[Items from a data source]
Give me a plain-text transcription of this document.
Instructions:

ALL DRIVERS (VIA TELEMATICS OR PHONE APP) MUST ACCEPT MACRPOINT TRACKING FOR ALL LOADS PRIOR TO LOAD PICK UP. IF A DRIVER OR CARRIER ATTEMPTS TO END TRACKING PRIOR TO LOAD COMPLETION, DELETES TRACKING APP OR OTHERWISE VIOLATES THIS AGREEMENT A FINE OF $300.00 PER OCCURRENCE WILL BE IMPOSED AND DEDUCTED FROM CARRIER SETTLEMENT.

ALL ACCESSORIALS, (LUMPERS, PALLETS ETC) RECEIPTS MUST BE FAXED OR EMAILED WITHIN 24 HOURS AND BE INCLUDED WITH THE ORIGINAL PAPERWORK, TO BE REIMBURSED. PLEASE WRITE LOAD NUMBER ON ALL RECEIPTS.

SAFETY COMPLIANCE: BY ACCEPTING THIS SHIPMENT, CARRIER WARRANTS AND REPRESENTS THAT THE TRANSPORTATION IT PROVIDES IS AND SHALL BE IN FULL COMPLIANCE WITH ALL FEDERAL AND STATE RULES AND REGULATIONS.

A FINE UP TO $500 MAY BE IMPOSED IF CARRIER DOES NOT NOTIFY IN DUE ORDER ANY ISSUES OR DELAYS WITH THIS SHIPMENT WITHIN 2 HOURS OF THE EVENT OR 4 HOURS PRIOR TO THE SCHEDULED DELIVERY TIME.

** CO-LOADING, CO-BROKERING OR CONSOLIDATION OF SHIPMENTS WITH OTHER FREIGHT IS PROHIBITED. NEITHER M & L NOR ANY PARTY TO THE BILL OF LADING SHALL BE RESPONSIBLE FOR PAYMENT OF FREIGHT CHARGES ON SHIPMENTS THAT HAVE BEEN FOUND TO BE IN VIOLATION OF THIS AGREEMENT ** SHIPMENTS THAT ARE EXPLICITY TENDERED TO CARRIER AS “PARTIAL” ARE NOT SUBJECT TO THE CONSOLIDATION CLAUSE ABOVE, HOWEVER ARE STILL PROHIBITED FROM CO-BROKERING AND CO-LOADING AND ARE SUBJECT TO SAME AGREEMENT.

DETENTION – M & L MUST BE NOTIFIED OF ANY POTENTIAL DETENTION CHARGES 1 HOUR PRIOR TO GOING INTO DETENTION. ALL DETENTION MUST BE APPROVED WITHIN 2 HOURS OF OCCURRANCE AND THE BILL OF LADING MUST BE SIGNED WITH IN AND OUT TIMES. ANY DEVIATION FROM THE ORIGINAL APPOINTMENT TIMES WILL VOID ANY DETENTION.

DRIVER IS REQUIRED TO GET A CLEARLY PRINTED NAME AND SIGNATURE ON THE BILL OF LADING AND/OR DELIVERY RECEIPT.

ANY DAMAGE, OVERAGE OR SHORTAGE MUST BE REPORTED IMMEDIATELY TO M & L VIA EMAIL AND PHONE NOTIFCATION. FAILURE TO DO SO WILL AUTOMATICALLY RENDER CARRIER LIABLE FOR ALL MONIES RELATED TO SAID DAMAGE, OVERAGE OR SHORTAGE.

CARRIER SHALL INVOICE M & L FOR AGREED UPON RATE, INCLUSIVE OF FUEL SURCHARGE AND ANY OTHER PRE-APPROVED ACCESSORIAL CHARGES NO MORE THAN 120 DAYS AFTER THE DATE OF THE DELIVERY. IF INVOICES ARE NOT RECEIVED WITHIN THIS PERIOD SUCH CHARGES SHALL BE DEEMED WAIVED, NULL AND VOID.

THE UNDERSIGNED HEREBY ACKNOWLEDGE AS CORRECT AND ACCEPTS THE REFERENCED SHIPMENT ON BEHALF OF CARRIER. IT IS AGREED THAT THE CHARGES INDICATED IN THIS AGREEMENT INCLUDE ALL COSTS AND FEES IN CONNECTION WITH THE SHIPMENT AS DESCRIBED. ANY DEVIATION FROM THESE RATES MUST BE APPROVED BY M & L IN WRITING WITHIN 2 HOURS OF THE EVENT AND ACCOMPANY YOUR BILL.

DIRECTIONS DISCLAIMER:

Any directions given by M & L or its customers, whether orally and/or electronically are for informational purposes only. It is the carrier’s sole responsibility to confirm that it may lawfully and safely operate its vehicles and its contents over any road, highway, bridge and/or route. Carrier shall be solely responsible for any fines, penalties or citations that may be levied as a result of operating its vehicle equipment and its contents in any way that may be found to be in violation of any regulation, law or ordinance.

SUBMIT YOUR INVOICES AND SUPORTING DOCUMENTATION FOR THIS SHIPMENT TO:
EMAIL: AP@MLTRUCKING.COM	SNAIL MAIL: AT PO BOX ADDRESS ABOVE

...

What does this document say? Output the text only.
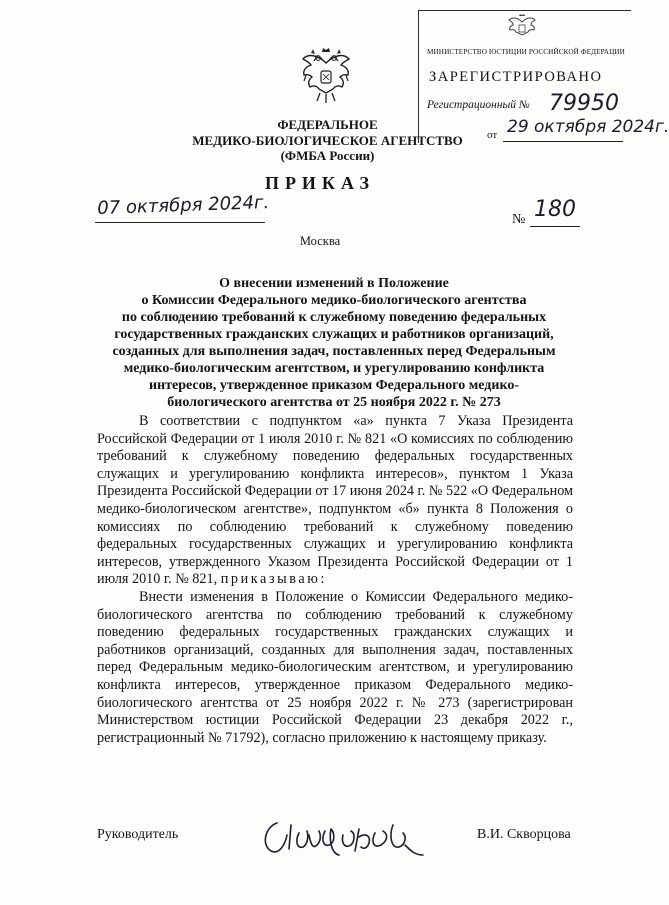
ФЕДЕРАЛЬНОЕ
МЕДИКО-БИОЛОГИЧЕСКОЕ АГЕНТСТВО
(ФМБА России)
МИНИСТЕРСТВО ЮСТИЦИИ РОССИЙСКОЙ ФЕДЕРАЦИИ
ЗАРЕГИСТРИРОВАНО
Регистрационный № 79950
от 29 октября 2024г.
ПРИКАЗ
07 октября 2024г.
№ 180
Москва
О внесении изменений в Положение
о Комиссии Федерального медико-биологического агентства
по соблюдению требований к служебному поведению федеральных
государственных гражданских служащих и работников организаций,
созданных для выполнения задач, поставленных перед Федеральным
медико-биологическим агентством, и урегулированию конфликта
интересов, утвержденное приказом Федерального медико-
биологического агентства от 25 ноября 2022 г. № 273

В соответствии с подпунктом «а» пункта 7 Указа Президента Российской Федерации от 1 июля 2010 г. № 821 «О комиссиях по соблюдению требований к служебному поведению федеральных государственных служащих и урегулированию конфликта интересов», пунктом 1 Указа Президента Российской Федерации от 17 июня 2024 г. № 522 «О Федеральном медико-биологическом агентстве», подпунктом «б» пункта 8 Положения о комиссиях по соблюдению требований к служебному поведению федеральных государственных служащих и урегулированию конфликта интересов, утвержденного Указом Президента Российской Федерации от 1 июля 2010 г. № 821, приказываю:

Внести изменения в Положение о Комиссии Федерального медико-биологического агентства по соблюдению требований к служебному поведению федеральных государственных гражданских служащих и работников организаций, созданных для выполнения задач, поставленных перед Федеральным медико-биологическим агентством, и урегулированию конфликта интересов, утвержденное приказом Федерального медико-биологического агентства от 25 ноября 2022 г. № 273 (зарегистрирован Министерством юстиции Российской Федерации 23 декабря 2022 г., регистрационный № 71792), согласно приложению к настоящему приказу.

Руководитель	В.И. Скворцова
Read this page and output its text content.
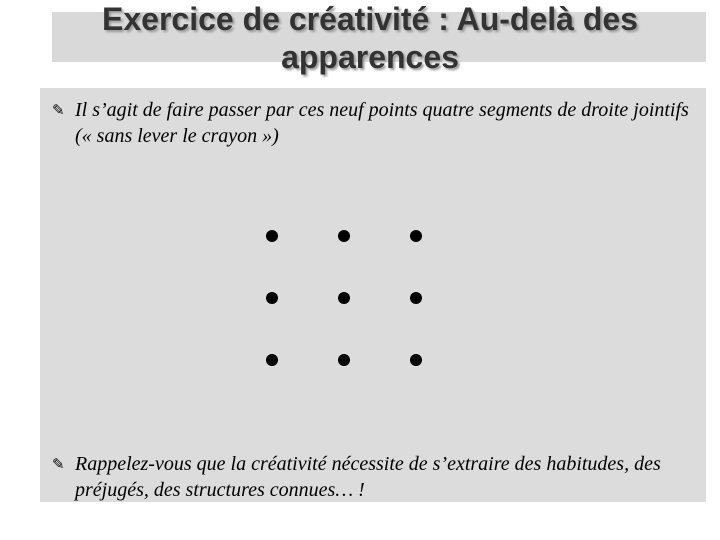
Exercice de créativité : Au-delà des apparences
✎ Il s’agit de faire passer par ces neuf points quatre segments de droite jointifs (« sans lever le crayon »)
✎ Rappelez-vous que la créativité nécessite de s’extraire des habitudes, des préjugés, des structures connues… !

Stated task
Which lines above contain "работников"? Show each of them.

Response
государственных гражданских служащих и работников организаций,
Внести изменения в Положение о Комиссии Федерального медико-биологического агентства по соблюдению требований к служебному поведению федеральных государственных гражданских служащих и работников организаций, созданных для выполнения задач, поставленных перед Федеральным медико-биологическим агентством, и урегулированию конфликта интересов, утвержденное приказом Федерального медико-биологического агентства от 25 ноября 2022 г. № 273 (зарегистрирован Министерством юстиции Российской Федерации 23 декабря 2022 г., регистрационный № 71792), согласно приложению к настоящему приказу.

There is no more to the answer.